Top of Input material

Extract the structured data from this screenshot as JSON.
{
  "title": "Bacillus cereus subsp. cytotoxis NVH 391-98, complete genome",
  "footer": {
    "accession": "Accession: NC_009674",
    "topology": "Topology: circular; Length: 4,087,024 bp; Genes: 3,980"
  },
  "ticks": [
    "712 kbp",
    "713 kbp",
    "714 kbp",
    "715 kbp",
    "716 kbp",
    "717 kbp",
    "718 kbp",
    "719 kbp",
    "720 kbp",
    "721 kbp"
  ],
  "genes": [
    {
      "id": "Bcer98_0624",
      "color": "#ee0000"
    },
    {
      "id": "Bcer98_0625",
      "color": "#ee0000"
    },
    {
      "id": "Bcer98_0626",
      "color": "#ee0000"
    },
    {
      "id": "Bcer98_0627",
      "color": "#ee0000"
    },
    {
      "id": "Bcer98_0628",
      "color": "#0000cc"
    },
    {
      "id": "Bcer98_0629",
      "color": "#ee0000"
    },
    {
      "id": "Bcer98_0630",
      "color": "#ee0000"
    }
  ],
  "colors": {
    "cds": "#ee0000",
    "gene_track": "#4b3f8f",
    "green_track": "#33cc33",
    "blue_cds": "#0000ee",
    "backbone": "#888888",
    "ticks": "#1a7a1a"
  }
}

Bottom of Input material

About this task – Output the whole listing again, keeping every line identical.

Result of the task –
Extract the structured data from this screenshot as JSON.
{
  "title": "Bacillus cereus subsp. cytotoxis NVH 391-98, complete genome",
  "footer": {
    "accession": "Accession: NC_009674",
    "topology": "Topology: circular; Length: 4,087,024 bp; Genes: 3,980"
  },
  "ticks": [
    "712 kbp",
    "713 kbp",
    "714 kbp",
    "715 kbp",
    "716 kbp",
    "717 kbp",
    "718 kbp",
    "719 kbp",
    "720 kbp",
    "721 kbp"
  ],
  "genes": [
    {
      "id": "Bcer98_0624",
      "color": "#ee0000"
    },
    {
      "id": "Bcer98_0625",
      "color": "#ee0000"
    },
    {
      "id": "Bcer98_0626",
      "color": "#ee0000"
    },
    {
      "id": "Bcer98_0627",
      "color": "#ee0000"
    },
    {
      "id": "Bcer98_0628",
      "color": "#0000cc"
    },
    {
      "id": "Bcer98_0629",
      "color": "#ee0000"
    },
    {
      "id": "Bcer98_0630",
      "color": "#ee0000"
    }
  ],
  "colors": {
    "cds": "#ee0000",
    "gene_track": "#4b3f8f",
    "green_track": "#33cc33",
    "blue_cds": "#0000ee",
    "backbone": "#888888",
    "ticks": "#1a7a1a"
  }
}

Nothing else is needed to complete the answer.